--- start AVAILABLE RECORDS ---

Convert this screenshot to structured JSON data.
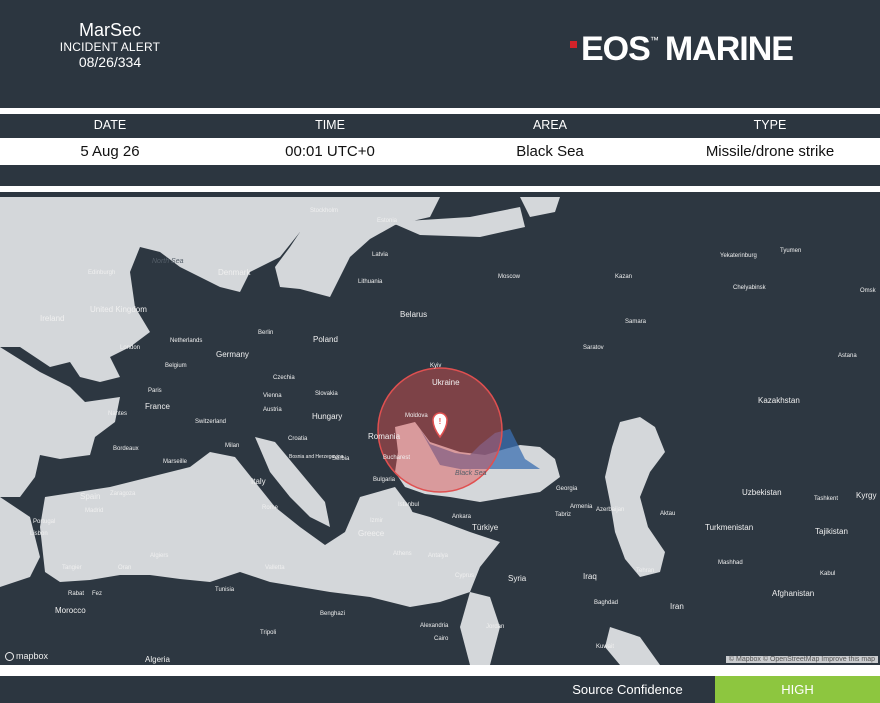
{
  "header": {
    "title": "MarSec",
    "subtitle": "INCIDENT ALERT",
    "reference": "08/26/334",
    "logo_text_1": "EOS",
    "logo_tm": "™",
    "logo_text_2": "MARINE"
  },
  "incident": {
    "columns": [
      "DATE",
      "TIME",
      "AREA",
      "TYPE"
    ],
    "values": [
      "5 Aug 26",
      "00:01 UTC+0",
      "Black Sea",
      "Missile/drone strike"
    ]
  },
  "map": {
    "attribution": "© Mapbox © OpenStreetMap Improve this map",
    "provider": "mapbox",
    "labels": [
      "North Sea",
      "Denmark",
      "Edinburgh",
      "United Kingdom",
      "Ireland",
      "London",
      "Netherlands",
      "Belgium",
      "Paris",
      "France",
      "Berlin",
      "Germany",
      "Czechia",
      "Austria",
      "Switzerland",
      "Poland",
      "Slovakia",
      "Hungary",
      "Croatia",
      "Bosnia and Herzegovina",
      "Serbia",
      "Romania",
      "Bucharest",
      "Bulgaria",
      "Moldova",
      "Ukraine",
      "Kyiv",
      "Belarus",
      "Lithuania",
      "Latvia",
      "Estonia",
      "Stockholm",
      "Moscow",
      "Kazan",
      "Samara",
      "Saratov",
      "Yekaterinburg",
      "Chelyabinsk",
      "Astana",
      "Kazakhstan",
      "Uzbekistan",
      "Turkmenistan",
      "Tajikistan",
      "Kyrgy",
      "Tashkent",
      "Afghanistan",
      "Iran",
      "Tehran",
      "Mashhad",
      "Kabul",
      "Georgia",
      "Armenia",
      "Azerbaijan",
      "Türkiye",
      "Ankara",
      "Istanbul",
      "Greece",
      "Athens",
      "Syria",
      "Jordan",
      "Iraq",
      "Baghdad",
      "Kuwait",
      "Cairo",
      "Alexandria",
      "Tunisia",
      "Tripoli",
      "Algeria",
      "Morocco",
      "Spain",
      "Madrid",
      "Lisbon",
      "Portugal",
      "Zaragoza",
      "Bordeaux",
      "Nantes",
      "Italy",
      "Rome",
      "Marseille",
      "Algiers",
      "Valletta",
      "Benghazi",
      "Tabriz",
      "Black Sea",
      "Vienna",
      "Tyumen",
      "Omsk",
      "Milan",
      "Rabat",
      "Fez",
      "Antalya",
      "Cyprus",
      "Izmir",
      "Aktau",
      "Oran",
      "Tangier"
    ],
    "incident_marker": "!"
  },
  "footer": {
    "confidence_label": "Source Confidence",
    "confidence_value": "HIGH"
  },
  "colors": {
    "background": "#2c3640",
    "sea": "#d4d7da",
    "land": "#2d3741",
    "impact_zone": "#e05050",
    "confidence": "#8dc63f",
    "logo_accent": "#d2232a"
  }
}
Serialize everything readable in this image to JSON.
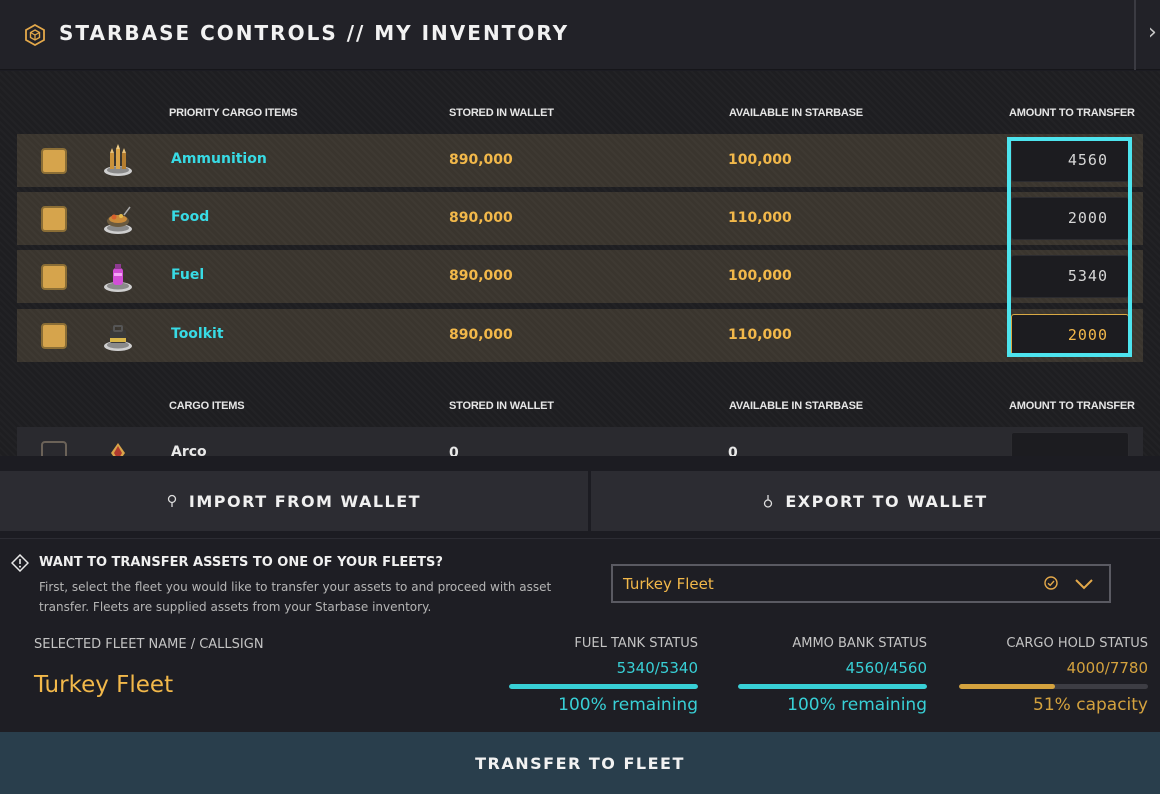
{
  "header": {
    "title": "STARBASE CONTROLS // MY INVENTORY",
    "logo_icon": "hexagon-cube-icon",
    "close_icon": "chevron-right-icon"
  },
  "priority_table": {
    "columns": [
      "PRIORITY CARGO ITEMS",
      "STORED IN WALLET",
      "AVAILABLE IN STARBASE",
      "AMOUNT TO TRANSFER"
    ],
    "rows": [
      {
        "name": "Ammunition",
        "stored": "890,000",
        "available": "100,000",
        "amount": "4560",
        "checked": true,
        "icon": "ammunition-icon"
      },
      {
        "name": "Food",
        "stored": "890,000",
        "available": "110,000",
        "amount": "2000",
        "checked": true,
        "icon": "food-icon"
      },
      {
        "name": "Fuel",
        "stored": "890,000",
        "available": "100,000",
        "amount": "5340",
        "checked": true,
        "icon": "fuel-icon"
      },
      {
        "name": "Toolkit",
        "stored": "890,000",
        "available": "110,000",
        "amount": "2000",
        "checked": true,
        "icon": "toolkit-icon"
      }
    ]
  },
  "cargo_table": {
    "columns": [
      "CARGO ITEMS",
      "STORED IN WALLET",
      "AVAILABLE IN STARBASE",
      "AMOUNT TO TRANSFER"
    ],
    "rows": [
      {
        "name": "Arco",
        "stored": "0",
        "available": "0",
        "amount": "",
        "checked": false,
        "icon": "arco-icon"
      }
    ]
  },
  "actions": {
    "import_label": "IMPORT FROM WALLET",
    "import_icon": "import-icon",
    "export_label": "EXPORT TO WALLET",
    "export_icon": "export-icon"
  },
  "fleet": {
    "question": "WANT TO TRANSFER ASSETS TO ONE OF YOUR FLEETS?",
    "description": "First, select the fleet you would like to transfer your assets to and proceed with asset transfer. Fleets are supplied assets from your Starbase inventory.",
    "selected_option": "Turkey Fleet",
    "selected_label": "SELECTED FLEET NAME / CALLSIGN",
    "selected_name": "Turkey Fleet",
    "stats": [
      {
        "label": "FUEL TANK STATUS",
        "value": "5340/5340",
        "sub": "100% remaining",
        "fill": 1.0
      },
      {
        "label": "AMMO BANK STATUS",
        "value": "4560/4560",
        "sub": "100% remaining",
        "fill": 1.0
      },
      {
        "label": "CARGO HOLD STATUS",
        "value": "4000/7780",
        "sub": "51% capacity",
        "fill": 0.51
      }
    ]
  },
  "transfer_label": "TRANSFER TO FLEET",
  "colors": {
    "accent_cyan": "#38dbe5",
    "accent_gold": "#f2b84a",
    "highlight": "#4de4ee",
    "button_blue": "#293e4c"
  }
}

--- end AVAILABLE RECORDS ---
--- start AVAILABLE RECORDS ---

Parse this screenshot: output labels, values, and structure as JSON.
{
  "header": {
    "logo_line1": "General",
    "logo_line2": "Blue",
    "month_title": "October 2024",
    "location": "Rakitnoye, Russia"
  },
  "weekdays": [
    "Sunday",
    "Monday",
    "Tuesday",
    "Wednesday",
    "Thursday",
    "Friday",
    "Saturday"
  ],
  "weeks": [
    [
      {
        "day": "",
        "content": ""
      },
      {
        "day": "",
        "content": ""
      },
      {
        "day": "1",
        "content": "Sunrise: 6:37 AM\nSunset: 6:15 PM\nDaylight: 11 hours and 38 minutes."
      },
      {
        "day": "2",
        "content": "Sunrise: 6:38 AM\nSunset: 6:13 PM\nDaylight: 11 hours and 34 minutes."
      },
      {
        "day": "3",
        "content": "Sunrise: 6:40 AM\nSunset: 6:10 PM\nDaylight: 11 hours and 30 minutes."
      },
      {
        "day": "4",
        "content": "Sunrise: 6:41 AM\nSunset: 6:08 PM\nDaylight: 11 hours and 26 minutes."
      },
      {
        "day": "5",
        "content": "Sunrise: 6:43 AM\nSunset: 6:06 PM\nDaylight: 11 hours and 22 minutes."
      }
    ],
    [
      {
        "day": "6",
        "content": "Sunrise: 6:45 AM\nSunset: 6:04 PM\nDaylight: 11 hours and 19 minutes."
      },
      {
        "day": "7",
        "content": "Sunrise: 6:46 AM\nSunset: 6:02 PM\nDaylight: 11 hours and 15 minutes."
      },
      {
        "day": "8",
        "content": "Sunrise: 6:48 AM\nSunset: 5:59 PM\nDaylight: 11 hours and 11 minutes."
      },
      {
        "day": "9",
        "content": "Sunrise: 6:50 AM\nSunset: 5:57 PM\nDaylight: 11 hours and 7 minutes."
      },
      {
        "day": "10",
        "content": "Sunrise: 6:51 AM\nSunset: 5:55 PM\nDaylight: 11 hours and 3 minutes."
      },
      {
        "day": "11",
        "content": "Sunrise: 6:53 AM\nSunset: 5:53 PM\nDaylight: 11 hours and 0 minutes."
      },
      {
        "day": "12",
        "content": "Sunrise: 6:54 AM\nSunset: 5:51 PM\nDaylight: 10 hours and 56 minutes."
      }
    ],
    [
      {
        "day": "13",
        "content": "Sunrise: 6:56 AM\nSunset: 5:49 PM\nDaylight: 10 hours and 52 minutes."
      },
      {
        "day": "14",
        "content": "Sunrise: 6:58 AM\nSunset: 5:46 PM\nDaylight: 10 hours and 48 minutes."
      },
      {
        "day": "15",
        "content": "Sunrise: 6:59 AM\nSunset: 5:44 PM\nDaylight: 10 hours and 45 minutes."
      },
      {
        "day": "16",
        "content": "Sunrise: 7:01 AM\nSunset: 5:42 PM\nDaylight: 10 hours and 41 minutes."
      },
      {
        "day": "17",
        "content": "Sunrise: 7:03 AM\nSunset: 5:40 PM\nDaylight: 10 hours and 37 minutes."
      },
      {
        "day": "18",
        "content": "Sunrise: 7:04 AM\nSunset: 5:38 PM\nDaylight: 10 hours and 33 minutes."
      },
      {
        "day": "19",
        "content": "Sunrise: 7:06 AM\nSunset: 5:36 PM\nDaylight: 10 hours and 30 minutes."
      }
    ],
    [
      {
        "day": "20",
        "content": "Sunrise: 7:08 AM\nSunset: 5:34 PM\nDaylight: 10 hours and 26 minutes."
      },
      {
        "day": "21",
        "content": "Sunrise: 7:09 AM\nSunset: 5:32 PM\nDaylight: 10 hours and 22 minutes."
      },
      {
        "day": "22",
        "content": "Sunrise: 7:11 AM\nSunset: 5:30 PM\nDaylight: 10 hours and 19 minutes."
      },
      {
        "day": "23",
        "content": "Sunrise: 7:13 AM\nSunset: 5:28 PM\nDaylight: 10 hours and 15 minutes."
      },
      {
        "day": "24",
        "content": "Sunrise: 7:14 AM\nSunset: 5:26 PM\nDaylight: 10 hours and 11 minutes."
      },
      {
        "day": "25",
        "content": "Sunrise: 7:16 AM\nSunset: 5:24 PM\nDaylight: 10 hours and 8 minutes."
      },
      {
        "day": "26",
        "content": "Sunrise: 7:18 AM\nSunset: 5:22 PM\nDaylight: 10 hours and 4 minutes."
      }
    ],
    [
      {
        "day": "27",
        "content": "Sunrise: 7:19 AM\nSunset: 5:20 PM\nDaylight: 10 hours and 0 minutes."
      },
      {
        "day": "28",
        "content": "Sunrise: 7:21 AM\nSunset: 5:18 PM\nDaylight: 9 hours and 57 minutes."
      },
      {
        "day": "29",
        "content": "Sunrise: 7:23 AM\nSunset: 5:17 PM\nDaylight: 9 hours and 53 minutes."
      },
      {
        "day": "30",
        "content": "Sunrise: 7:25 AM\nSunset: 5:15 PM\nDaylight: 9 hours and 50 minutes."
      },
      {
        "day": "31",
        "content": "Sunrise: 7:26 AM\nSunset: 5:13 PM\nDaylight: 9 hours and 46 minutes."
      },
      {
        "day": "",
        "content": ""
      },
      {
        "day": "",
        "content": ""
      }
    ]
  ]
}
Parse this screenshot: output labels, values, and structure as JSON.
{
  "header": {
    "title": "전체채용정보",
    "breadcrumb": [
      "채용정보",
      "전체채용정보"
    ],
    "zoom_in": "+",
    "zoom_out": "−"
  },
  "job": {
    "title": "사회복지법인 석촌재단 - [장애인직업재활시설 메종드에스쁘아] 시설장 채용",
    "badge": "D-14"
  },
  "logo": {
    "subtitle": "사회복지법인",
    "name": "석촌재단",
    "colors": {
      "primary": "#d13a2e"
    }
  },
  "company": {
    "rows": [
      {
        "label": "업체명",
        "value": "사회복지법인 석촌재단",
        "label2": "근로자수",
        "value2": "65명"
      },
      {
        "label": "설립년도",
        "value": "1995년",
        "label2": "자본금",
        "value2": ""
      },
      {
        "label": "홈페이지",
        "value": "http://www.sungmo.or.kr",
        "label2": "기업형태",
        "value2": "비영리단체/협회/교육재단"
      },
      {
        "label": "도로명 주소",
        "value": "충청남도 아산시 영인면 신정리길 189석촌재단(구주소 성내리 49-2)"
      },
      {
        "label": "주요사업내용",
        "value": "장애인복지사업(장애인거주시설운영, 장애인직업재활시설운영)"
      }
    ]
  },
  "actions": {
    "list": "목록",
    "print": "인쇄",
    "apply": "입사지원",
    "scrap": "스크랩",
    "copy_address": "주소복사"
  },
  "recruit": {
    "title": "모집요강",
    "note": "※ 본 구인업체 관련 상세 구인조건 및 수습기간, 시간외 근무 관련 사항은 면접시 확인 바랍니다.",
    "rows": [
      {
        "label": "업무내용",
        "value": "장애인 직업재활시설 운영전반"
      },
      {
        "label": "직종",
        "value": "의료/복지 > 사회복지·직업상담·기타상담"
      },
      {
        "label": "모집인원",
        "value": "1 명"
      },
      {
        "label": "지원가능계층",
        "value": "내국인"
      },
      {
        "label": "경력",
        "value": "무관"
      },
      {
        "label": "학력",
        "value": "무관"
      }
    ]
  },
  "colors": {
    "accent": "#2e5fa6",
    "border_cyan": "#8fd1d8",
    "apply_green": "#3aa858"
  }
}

--- end AVAILABLE RECORDS ---

REQUIRED WORK » The answer must consist solely of the number of lines in the entries that contain the word "JSON".

RESPONSE » 4